== Entries shown ==
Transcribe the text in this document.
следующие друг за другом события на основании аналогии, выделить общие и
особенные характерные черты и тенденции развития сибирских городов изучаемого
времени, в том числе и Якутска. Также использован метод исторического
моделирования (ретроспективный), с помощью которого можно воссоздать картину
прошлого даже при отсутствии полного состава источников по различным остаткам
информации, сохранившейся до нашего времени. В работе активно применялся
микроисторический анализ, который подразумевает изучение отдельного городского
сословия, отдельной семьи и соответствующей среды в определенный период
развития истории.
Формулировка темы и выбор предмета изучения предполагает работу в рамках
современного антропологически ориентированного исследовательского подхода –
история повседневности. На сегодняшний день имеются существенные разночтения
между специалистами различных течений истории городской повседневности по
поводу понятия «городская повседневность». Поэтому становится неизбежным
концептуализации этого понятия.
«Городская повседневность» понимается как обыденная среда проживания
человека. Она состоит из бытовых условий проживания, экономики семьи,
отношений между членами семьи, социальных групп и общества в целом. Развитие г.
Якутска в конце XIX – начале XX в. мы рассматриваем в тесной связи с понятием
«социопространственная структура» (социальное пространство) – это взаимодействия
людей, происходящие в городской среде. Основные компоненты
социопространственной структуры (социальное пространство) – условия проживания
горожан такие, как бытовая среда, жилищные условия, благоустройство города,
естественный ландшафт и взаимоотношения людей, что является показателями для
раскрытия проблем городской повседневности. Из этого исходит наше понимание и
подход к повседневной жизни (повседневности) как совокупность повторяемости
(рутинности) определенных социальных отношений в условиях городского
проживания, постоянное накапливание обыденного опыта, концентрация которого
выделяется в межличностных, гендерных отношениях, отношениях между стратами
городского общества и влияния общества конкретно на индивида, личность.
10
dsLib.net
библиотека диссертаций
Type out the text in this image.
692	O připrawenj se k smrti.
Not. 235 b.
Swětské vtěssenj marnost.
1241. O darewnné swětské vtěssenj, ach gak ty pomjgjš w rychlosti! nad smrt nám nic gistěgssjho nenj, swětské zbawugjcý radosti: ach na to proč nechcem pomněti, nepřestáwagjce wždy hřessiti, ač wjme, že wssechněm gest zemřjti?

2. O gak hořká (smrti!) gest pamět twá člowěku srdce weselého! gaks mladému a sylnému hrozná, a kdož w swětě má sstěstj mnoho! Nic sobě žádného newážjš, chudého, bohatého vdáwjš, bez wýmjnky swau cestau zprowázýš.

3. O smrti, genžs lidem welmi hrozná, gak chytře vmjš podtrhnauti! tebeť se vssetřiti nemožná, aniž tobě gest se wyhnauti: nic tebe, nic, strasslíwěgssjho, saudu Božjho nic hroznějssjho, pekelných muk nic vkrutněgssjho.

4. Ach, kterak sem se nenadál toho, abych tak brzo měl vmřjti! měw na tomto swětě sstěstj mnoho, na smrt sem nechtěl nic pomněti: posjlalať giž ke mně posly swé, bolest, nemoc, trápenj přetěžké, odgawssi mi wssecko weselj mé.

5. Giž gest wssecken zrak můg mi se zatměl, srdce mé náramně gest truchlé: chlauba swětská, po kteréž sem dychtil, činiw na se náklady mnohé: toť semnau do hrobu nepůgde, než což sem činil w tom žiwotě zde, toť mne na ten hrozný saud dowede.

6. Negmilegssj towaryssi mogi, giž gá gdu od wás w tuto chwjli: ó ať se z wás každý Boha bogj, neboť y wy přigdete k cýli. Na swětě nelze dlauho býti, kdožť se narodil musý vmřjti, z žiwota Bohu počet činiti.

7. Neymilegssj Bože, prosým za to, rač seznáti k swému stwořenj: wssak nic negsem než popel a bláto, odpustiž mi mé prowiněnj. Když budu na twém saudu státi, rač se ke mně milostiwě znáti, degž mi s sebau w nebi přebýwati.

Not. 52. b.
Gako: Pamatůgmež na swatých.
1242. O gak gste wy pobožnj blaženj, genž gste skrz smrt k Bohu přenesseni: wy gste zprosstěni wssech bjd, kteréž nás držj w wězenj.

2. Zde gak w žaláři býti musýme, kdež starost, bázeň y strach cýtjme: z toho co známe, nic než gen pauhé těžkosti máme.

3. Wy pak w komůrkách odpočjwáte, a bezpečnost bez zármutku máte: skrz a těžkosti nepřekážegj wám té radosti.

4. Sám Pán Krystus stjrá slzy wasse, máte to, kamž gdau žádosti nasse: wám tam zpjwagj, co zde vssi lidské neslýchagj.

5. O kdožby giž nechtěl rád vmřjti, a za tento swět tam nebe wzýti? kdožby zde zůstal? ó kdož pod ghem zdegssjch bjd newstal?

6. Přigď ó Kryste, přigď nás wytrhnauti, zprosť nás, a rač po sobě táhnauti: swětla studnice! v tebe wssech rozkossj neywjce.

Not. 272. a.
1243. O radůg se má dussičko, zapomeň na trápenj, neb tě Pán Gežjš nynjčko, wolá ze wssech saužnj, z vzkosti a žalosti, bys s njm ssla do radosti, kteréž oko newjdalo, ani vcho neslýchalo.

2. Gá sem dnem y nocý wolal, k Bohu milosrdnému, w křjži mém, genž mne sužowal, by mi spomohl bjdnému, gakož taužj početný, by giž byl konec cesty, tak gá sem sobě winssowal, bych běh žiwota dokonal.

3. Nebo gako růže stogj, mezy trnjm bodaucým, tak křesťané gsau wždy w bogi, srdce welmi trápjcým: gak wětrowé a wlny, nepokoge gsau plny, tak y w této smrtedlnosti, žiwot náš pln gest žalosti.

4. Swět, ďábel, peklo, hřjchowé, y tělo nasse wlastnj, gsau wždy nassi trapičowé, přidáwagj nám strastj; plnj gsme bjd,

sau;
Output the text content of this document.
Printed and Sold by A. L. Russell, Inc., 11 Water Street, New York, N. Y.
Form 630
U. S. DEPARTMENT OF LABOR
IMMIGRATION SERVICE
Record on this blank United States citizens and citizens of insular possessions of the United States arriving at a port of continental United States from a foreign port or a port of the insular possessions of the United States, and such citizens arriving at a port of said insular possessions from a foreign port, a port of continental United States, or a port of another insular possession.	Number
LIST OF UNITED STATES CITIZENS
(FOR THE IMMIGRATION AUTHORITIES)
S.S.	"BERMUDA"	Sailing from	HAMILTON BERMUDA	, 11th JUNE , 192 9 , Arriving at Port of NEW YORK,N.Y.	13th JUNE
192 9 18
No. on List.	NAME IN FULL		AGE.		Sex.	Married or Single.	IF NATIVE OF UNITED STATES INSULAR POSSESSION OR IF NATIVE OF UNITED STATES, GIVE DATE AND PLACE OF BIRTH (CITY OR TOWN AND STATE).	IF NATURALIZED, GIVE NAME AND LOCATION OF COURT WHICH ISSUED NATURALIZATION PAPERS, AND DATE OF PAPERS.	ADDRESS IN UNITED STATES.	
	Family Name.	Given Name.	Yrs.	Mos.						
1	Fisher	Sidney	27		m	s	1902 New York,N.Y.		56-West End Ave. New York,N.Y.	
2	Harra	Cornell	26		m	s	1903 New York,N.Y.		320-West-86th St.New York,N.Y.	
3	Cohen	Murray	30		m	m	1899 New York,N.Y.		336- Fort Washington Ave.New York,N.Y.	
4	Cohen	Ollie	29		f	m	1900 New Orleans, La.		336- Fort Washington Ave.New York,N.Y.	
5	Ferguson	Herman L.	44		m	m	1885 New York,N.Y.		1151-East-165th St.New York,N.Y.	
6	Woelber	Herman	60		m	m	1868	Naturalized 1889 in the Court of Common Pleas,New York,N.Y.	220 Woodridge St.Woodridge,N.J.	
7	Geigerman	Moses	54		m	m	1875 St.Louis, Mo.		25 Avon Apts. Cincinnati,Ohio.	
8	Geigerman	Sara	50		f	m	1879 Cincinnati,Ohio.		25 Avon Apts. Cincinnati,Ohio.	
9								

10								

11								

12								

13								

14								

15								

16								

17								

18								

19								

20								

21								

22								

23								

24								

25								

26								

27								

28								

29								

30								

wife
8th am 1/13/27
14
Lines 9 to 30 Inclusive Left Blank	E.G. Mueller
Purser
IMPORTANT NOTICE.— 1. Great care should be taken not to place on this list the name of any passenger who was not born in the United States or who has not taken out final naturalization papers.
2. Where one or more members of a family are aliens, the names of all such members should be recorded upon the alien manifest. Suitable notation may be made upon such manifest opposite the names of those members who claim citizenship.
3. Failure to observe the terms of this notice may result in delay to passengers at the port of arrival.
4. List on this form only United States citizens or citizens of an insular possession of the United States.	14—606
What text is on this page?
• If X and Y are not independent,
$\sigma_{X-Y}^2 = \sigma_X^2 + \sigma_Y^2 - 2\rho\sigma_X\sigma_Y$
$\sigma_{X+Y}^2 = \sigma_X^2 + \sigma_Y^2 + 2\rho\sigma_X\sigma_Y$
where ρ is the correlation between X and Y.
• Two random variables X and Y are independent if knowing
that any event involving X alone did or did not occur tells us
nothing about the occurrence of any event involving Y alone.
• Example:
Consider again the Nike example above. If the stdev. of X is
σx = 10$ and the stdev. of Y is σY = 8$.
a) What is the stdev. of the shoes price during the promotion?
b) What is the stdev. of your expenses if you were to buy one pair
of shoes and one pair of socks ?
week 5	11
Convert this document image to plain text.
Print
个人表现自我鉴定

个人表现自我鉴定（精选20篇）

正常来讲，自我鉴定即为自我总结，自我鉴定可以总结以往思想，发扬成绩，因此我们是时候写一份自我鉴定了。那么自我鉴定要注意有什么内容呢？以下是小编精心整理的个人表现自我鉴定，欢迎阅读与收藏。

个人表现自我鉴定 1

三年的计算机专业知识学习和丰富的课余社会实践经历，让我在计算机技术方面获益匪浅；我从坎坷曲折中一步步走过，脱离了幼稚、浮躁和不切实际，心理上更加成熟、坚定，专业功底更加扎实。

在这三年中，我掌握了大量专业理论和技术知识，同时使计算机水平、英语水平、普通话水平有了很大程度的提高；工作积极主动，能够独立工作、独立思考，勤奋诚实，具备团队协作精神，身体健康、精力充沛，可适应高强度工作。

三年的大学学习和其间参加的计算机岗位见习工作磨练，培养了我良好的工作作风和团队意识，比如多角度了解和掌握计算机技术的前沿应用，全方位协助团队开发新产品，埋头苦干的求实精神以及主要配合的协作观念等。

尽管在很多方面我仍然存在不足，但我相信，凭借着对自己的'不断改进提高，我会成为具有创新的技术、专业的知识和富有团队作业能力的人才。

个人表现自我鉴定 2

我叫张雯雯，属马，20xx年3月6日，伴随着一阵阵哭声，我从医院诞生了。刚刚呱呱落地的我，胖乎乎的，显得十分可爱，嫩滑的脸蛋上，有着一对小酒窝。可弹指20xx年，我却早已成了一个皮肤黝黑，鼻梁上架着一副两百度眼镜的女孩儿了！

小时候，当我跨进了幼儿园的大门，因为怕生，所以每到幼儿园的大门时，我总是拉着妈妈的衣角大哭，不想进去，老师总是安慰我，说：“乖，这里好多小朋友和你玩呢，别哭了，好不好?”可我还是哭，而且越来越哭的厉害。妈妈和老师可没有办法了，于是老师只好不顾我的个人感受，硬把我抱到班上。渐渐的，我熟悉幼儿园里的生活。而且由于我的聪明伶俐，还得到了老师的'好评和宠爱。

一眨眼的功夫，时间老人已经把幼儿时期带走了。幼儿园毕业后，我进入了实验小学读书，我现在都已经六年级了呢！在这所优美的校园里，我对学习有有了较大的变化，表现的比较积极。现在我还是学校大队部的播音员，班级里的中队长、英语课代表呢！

== Work to be completed ==
List all lines above in which the string "Ohio" appears.

== Task response ==
7	Geigerman	Moses	54		m	m	1875 St.Louis, Mo.		25 Avon Apts. Cincinnati,Ohio.	
8	Geigerman	Sara	50		f	m	1879 Cincinnati,Ohio.		25 Avon Apts. Cincinnati,Ohio.	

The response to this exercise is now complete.